[Layout annotation records]

>> begin

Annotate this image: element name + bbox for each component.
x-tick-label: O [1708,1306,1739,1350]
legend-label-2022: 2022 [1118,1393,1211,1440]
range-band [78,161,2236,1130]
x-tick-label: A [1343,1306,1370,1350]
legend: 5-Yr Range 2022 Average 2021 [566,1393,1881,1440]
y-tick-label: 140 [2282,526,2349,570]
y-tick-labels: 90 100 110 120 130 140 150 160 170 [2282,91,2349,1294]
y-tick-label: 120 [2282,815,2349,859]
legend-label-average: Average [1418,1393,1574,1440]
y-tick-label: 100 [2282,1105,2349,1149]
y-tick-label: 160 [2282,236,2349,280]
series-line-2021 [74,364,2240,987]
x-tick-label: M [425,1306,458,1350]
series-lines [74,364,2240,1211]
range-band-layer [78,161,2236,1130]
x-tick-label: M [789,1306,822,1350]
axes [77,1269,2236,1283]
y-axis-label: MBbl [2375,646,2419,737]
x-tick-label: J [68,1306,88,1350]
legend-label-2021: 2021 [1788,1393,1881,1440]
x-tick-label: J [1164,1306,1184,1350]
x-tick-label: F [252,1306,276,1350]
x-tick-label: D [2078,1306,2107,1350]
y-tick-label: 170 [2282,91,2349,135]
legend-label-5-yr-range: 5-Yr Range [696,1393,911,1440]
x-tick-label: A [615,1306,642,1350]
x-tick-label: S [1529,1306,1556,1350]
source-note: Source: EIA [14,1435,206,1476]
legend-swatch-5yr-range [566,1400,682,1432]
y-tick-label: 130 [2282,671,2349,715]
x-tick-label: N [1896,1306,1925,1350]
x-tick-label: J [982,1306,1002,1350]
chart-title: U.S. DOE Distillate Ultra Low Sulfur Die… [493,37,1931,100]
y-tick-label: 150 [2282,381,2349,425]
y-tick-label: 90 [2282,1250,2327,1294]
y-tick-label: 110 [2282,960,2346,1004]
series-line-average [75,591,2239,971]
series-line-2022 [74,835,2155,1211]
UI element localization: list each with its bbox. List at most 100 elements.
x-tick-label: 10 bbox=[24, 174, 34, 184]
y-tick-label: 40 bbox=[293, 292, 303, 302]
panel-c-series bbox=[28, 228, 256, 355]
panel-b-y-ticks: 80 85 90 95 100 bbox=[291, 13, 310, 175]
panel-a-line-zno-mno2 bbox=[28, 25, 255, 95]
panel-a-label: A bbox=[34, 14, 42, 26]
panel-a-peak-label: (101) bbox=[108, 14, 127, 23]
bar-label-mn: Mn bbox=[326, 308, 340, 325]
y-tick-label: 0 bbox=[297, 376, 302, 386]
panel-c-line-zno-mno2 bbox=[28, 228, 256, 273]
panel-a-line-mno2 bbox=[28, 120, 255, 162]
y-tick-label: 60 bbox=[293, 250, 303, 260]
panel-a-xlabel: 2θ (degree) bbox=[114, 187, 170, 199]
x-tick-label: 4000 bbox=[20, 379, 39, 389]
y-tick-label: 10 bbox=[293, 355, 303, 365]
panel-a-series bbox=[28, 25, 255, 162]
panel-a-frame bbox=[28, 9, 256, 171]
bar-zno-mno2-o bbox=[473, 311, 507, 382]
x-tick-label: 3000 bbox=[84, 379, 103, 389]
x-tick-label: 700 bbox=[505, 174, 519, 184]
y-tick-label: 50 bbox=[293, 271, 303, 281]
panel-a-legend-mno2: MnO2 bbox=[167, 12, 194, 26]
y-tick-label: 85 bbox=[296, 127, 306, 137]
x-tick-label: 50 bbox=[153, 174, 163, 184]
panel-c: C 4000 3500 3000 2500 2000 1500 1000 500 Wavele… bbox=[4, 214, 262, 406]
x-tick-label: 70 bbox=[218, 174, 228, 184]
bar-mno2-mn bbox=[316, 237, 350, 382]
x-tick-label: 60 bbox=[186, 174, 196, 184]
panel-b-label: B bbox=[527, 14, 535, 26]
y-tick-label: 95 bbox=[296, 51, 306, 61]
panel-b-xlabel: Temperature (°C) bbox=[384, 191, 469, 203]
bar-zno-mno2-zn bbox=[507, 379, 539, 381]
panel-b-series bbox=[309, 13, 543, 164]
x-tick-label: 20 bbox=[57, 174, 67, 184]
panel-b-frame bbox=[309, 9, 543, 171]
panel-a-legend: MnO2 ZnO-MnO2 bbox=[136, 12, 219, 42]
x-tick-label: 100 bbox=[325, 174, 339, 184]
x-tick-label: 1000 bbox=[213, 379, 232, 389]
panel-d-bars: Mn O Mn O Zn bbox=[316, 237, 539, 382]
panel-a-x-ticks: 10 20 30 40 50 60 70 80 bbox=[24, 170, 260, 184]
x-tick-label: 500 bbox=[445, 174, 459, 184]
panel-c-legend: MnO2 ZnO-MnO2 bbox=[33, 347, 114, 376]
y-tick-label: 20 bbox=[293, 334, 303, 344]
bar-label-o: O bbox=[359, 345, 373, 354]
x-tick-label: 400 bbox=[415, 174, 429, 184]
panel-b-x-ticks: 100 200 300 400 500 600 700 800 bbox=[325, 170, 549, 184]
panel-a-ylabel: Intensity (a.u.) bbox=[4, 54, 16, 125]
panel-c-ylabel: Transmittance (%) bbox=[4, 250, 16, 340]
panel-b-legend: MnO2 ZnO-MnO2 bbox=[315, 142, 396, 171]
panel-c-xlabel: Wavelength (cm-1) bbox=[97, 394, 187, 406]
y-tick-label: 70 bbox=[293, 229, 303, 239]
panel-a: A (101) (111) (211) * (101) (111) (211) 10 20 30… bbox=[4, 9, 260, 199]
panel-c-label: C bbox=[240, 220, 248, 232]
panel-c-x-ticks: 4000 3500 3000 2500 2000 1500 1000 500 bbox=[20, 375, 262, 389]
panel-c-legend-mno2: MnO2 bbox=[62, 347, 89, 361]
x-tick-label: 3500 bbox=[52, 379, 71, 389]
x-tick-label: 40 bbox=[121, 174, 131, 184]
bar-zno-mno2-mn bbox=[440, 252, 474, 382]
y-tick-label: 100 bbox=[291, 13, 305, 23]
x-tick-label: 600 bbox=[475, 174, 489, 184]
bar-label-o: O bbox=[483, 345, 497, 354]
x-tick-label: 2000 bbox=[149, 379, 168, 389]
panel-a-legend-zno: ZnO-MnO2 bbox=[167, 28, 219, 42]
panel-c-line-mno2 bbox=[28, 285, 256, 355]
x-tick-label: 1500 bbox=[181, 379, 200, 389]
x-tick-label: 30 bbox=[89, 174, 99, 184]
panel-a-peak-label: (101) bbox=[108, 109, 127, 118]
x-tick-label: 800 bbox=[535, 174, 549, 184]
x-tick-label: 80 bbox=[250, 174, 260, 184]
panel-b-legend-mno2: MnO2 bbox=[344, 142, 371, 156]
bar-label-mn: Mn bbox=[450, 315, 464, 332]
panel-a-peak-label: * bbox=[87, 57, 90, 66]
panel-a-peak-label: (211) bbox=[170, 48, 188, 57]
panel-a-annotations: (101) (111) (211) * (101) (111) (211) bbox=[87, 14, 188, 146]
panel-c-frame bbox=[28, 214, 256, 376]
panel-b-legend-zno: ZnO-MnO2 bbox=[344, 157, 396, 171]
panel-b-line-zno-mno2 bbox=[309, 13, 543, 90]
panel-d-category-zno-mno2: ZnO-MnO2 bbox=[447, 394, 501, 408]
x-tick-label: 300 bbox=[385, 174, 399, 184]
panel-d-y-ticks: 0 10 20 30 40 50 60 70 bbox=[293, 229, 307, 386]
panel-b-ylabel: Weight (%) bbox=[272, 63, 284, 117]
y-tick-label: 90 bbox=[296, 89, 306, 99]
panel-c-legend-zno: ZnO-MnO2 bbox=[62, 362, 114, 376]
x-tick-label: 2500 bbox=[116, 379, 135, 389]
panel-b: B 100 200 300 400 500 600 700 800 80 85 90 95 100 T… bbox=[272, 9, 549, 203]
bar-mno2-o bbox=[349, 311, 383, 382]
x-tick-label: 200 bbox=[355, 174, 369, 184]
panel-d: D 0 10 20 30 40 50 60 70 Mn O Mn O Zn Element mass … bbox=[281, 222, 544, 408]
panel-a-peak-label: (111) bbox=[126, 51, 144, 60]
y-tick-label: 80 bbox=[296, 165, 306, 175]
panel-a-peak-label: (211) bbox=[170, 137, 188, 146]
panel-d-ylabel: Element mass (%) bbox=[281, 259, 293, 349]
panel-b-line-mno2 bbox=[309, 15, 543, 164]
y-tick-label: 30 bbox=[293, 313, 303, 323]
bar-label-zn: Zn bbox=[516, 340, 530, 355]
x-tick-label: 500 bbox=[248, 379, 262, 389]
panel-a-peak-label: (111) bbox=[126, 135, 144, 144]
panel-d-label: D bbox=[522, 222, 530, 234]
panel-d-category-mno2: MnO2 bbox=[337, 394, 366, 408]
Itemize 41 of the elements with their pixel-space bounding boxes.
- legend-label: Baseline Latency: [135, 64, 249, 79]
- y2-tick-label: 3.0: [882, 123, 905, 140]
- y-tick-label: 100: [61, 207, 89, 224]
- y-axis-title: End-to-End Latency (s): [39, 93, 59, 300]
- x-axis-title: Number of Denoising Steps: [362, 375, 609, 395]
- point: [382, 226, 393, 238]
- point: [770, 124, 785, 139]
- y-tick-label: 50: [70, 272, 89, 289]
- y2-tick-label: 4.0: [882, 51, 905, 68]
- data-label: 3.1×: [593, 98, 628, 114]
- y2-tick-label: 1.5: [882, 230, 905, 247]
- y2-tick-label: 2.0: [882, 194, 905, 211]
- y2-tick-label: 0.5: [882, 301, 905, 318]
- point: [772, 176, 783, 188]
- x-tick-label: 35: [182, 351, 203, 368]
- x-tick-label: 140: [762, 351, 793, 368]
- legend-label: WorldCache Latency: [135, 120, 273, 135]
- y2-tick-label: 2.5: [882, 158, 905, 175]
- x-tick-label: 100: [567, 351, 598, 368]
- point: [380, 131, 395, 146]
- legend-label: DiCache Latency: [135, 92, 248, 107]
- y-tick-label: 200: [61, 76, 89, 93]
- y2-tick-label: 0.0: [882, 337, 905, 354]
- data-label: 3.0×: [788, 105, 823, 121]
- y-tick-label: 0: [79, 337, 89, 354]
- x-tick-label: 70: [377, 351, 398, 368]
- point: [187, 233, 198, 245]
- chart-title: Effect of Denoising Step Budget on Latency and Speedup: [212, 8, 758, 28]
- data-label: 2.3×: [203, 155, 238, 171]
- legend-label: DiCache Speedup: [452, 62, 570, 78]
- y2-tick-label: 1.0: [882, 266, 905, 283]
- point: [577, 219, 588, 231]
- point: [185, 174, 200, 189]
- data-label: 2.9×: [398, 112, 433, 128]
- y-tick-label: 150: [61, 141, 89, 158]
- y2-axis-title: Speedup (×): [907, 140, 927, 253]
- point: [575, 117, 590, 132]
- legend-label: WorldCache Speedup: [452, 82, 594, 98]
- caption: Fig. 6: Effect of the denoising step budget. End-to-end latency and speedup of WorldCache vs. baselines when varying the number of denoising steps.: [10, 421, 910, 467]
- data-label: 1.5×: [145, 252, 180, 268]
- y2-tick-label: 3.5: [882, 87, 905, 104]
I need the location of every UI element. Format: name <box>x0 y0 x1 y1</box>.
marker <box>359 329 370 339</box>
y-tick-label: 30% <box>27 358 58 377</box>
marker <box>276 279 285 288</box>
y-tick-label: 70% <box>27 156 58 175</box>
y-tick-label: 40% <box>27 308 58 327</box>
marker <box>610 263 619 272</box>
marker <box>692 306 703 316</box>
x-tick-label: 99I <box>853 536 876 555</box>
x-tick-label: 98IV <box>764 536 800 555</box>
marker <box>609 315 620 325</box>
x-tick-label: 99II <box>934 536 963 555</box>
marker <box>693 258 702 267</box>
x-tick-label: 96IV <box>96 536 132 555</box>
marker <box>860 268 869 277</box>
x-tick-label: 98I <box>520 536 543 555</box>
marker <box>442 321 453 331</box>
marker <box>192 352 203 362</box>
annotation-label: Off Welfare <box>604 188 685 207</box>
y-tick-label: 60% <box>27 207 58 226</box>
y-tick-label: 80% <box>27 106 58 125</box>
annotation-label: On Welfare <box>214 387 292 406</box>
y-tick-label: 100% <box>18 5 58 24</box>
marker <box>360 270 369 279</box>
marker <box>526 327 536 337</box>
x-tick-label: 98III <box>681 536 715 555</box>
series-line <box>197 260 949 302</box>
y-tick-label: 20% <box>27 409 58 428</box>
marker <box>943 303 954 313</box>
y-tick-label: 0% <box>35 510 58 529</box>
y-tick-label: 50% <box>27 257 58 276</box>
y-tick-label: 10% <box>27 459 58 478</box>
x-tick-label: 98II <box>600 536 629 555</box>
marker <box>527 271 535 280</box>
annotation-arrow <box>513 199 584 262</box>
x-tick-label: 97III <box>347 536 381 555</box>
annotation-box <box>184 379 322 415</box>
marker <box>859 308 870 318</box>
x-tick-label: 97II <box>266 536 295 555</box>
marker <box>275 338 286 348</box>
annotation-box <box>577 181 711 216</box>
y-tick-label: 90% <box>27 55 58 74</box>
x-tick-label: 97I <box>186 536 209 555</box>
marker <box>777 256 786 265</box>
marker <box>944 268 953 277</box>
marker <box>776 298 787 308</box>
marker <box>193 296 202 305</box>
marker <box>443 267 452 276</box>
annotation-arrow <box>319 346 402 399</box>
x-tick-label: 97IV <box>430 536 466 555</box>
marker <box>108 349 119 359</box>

>> end

**Set exercise:** Edit the items from the first line through the line containing "x-tick-label: J [982,1306,1002,1350]", changing "series-lines" to "series-line-group" and keeping everything else the same. Return only those lines.

**Task result:**
Annotate this image: element name + bbox for each component.
x-tick-label: O [1708,1306,1739,1350]
legend-label-2022: 2022 [1118,1393,1211,1440]
range-band [78,161,2236,1130]
x-tick-label: A [1343,1306,1370,1350]
legend: 5-Yr Range 2022 Average 2021 [566,1393,1881,1440]
y-tick-label: 140 [2282,526,2349,570]
y-tick-labels: 90 100 110 120 130 140 150 160 170 [2282,91,2349,1294]
y-tick-label: 120 [2282,815,2349,859]
legend-label-average: Average [1418,1393,1574,1440]
y-tick-label: 100 [2282,1105,2349,1149]
y-tick-label: 160 [2282,236,2349,280]
series-line-2021 [74,364,2240,987]
x-tick-label: M [425,1306,458,1350]
series-line-group [74,364,2240,1211]
range-band-layer [78,161,2236,1130]
x-tick-label: M [789,1306,822,1350]
axes [77,1269,2236,1283]
y-axis-label: MBbl [2375,646,2419,737]
x-tick-label: J [68,1306,88,1350]
legend-label-2021: 2021 [1788,1393,1881,1440]
x-tick-label: J [1164,1306,1184,1350]
x-tick-label: F [252,1306,276,1350]
x-tick-label: D [2078,1306,2107,1350]
y-tick-label: 170 [2282,91,2349,135]
legend-label-5-yr-range: 5-Yr Range [696,1393,911,1440]
x-tick-label: A [615,1306,642,1350]
x-tick-label: S [1529,1306,1556,1350]
source-note: Source: EIA [14,1435,206,1476]
legend-swatch-5yr-range [566,1400,682,1432]
y-tick-label: 130 [2282,671,2349,715]
x-tick-label: N [1896,1306,1925,1350]
x-tick-label: J [982,1306,1002,1350]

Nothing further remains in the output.